▶ DATA SUPPLIED:
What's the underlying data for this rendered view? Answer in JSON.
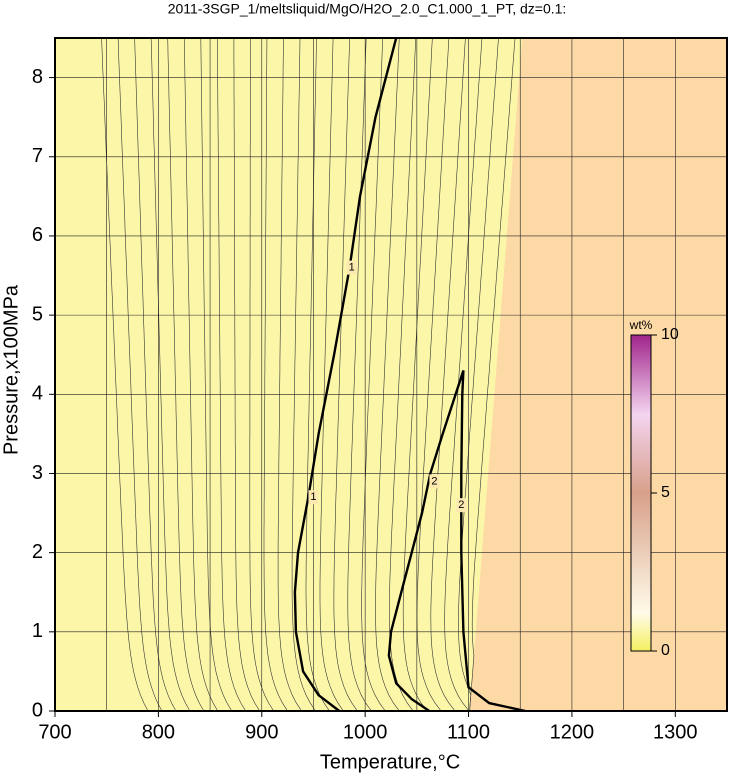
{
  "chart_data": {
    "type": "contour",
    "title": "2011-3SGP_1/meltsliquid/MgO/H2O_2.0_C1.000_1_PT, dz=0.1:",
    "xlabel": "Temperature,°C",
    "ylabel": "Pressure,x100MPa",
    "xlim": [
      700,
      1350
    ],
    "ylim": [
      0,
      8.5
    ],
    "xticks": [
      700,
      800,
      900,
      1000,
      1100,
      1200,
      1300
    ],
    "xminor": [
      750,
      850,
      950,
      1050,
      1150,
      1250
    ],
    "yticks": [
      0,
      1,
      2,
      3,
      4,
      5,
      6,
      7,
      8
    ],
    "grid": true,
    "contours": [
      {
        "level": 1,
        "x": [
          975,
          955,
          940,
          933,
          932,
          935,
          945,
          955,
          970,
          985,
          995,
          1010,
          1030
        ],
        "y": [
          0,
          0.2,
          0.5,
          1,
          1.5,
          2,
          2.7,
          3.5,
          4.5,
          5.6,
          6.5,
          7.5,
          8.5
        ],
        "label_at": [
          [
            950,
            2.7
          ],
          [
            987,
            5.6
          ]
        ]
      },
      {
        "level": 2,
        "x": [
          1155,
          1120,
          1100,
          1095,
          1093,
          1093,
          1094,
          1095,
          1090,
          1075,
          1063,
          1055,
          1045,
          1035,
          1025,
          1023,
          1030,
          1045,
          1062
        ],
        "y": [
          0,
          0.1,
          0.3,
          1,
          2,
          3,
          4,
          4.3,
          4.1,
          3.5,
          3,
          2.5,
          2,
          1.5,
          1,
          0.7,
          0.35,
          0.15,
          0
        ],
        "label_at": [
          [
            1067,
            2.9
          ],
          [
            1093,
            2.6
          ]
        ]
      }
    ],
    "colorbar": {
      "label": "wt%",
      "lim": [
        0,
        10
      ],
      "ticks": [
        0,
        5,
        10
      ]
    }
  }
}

▶ STATED PROBLEM: Copy the records above exactly, omitting every picture.

▶ FINAL RESULT:
What's the underlying data for this rendered view? Answer in JSON.
{
  "chart_data": {
    "type": "contour",
    "title": "2011-3SGP_1/meltsliquid/MgO/H2O_2.0_C1.000_1_PT, dz=0.1:",
    "xlabel": "Temperature,°C",
    "ylabel": "Pressure,x100MPa",
    "xlim": [
      700,
      1350
    ],
    "ylim": [
      0,
      8.5
    ],
    "xticks": [
      700,
      800,
      900,
      1000,
      1100,
      1200,
      1300
    ],
    "xminor": [
      750,
      850,
      950,
      1050,
      1150,
      1250
    ],
    "yticks": [
      0,
      1,
      2,
      3,
      4,
      5,
      6,
      7,
      8
    ],
    "grid": true,
    "contours": [
      {
        "level": 1,
        "x": [
          975,
          955,
          940,
          933,
          932,
          935,
          945,
          955,
          970,
          985,
          995,
          1010,
          1030
        ],
        "y": [
          0,
          0.2,
          0.5,
          1,
          1.5,
          2,
          2.7,
          3.5,
          4.5,
          5.6,
          6.5,
          7.5,
          8.5
        ],
        "label_at": [
          [
            950,
            2.7
          ],
          [
            987,
            5.6
          ]
        ]
      },
      {
        "level": 2,
        "x": [
          1155,
          1120,
          1100,
          1095,
          1093,
          1093,
          1094,
          1095,
          1090,
          1075,
          1063,
          1055,
          1045,
          1035,
          1025,
          1023,
          1030,
          1045,
          1062
        ],
        "y": [
          0,
          0.1,
          0.3,
          1,
          2,
          3,
          4,
          4.3,
          4.1,
          3.5,
          3,
          2.5,
          2,
          1.5,
          1,
          0.7,
          0.35,
          0.15,
          0
        ],
        "label_at": [
          [
            1067,
            2.9
          ],
          [
            1093,
            2.6
          ]
        ]
      }
    ],
    "colorbar": {
      "label": "wt%",
      "lim": [
        0,
        10
      ],
      "ticks": [
        0,
        5,
        10
      ]
    }
  }
}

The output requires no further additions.